[start of Material for this task]
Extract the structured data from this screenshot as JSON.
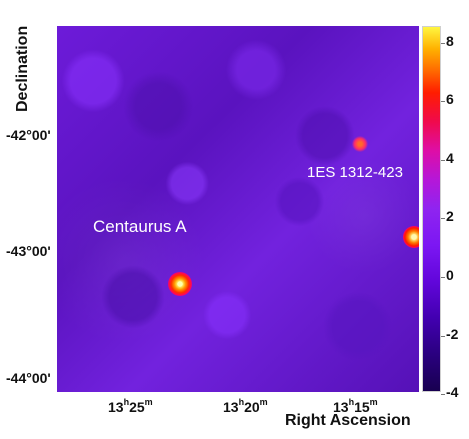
{
  "axes": {
    "y_title": "Declination",
    "x_title": "Right Ascension",
    "y_ticks": [
      {
        "deg": "-42",
        "min": "00'"
      },
      {
        "deg": "-43",
        "min": "00'"
      },
      {
        "deg": "-44",
        "min": "00'"
      }
    ],
    "x_ticks": [
      {
        "h": "13",
        "m": "25"
      },
      {
        "h": "13",
        "m": "20"
      },
      {
        "h": "13",
        "m": "15"
      }
    ]
  },
  "labels": {
    "source_1": "Centaurus A",
    "source_2": "1ES 1312-423"
  },
  "colorbar": {
    "ticks": [
      "8",
      "6",
      "4",
      "2",
      "0",
      "-2",
      "-4"
    ]
  },
  "colors": {
    "background": "#ffffff",
    "label_text": "#ffffff",
    "axis_text": "#111111"
  }
}
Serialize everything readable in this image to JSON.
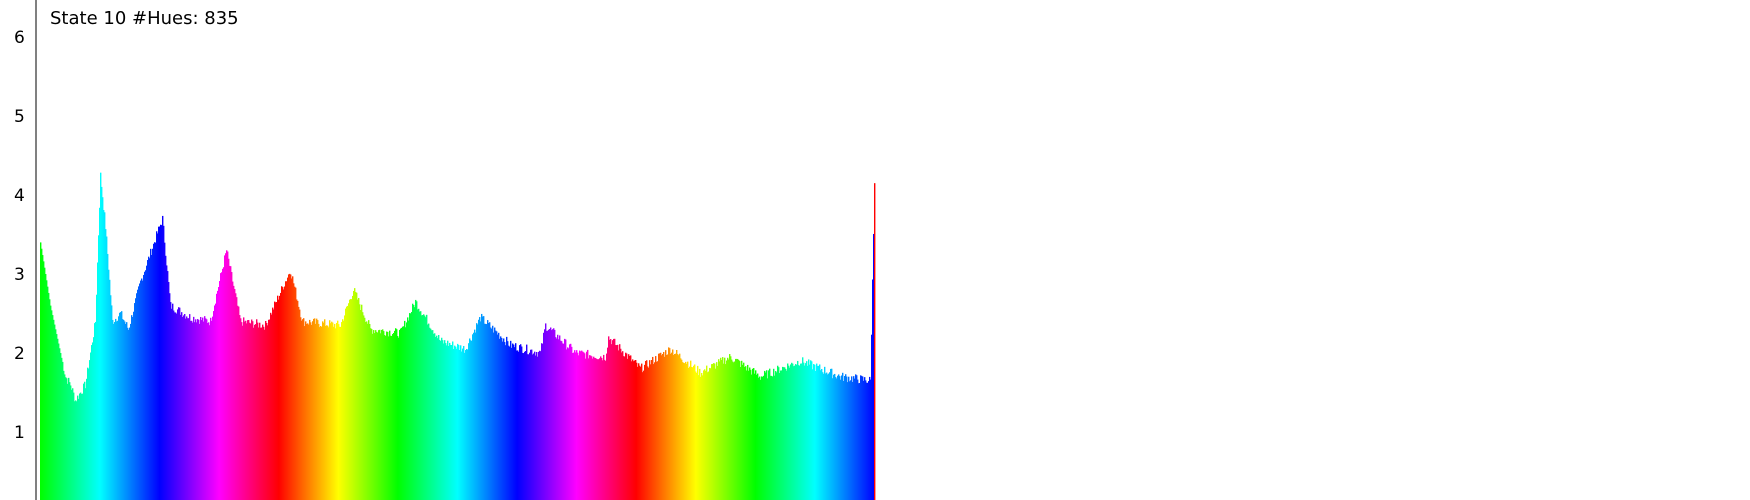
[end of Material for this task]
◆ Required task: Pictures excluded, quote all the data above exactly.

◆ Exercise response:
Extract the structured data from this screenshot as JSON.
{
  "axes": {
    "y_title": "Declination",
    "x_title": "Right Ascension",
    "y_ticks": [
      {
        "deg": "-42",
        "min": "00'"
      },
      {
        "deg": "-43",
        "min": "00'"
      },
      {
        "deg": "-44",
        "min": "00'"
      }
    ],
    "x_ticks": [
      {
        "h": "13",
        "m": "25"
      },
      {
        "h": "13",
        "m": "20"
      },
      {
        "h": "13",
        "m": "15"
      }
    ]
  },
  "labels": {
    "source_1": "Centaurus A",
    "source_2": "1ES 1312-423"
  },
  "colorbar": {
    "ticks": [
      "8",
      "6",
      "4",
      "2",
      "0",
      "-2",
      "-4"
    ]
  },
  "colors": {
    "background": "#ffffff",
    "label_text": "#ffffff",
    "axis_text": "#111111"
  }
}
Serialize everything readable in this image to JSON.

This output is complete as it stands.